=== Data section ===
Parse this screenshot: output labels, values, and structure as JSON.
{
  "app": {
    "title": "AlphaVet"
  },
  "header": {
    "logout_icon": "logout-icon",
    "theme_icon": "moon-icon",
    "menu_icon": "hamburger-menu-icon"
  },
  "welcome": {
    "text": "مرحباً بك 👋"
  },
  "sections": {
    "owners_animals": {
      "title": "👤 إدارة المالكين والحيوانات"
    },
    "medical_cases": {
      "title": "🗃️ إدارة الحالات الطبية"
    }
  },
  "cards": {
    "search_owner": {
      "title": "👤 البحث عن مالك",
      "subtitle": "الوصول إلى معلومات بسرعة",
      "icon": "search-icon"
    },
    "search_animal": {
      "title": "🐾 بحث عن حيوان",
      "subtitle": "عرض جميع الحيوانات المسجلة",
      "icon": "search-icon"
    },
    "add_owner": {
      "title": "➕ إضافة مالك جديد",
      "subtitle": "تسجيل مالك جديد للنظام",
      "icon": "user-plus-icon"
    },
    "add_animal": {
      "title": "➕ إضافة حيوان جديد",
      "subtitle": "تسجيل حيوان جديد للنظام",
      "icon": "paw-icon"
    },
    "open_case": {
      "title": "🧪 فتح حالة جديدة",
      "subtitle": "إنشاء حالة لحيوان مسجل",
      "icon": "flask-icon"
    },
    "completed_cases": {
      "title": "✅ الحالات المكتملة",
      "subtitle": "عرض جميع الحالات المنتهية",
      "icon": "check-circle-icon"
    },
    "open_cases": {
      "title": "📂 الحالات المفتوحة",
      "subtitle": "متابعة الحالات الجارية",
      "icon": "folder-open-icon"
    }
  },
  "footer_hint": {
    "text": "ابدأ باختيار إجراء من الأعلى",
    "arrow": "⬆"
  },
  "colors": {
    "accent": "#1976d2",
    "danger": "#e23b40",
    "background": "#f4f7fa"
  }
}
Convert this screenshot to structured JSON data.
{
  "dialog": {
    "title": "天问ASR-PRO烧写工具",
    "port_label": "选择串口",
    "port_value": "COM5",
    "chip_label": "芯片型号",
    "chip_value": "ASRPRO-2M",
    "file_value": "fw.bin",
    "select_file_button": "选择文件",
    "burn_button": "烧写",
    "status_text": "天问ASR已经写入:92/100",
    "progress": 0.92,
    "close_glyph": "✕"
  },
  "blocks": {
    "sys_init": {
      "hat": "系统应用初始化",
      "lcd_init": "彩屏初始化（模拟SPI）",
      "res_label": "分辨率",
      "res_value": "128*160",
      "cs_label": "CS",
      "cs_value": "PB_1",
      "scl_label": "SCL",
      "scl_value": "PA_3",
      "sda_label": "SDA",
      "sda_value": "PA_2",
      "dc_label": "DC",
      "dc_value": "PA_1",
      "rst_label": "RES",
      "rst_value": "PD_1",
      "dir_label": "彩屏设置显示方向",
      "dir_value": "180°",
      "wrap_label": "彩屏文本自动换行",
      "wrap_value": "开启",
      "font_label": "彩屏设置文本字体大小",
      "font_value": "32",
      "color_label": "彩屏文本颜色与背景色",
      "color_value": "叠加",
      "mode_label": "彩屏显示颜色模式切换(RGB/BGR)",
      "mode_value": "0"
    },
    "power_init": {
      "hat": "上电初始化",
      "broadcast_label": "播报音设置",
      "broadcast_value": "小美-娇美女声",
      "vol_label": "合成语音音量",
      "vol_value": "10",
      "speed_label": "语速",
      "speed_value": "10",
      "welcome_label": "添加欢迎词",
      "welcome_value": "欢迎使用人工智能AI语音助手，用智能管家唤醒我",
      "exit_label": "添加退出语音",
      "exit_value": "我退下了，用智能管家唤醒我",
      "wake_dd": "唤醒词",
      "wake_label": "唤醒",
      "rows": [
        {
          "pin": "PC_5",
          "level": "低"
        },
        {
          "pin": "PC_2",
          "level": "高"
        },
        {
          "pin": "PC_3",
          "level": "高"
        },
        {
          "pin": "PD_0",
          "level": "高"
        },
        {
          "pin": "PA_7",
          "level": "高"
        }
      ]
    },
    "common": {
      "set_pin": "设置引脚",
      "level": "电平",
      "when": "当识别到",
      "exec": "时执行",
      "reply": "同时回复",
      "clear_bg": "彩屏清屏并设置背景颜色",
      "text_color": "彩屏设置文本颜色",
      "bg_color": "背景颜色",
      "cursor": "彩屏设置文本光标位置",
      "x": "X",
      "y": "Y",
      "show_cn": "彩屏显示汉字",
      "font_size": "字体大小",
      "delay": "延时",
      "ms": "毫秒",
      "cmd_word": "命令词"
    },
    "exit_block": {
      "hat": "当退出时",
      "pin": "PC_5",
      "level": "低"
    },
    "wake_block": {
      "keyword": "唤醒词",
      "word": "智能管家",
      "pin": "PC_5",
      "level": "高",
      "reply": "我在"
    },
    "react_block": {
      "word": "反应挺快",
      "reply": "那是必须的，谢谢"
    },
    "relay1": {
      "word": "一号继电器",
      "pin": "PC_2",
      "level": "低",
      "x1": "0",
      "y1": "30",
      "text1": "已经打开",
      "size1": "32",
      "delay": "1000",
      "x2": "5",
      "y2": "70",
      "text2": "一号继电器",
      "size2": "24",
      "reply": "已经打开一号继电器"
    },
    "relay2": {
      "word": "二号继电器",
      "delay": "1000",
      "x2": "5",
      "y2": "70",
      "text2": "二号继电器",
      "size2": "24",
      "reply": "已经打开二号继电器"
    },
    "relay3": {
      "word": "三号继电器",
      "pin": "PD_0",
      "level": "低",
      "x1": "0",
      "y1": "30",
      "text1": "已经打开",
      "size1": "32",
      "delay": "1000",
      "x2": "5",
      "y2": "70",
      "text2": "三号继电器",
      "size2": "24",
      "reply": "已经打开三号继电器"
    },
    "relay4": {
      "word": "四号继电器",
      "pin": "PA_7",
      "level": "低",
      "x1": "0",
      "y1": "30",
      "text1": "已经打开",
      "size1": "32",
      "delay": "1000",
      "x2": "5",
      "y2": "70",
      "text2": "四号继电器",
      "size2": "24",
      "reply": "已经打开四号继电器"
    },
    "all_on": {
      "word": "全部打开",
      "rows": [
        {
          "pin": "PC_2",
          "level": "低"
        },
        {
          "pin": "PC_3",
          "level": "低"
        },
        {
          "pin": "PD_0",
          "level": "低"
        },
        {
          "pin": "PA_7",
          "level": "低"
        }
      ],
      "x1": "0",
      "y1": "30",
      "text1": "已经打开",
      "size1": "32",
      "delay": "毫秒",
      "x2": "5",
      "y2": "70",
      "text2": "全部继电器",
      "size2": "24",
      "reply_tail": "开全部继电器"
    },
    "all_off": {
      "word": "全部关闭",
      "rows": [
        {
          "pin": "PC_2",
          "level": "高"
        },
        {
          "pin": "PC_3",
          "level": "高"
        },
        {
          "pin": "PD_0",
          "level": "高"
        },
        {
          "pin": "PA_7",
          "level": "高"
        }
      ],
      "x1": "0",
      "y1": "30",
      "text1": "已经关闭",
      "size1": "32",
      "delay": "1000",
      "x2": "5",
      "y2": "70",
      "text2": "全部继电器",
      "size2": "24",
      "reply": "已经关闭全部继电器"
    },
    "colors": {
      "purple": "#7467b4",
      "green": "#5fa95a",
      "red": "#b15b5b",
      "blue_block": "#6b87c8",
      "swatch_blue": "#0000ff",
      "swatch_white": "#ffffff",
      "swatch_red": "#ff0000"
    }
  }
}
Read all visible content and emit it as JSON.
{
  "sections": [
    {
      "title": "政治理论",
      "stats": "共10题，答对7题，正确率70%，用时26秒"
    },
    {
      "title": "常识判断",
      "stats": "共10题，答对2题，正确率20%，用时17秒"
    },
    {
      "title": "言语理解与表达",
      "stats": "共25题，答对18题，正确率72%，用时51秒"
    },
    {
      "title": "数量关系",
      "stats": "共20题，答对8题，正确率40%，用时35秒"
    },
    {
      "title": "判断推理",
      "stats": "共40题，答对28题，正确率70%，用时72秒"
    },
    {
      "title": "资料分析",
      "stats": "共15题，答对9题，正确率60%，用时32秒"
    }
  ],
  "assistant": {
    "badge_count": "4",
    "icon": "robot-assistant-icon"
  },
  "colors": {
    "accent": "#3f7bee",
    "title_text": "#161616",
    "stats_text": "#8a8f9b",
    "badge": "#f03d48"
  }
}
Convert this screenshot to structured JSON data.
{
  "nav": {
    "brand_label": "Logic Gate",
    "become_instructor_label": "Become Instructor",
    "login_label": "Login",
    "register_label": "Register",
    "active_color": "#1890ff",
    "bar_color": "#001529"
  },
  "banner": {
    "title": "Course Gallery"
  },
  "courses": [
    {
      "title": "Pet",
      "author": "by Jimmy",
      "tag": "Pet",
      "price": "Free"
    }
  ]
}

=== What you should do ===
Using the entries above, return each line in which the word "إضافة" occurs.

=== Task answer ===
      "title": "➕ إضافة مالك جديد",
      "title": "➕ إضافة حيوان جديد",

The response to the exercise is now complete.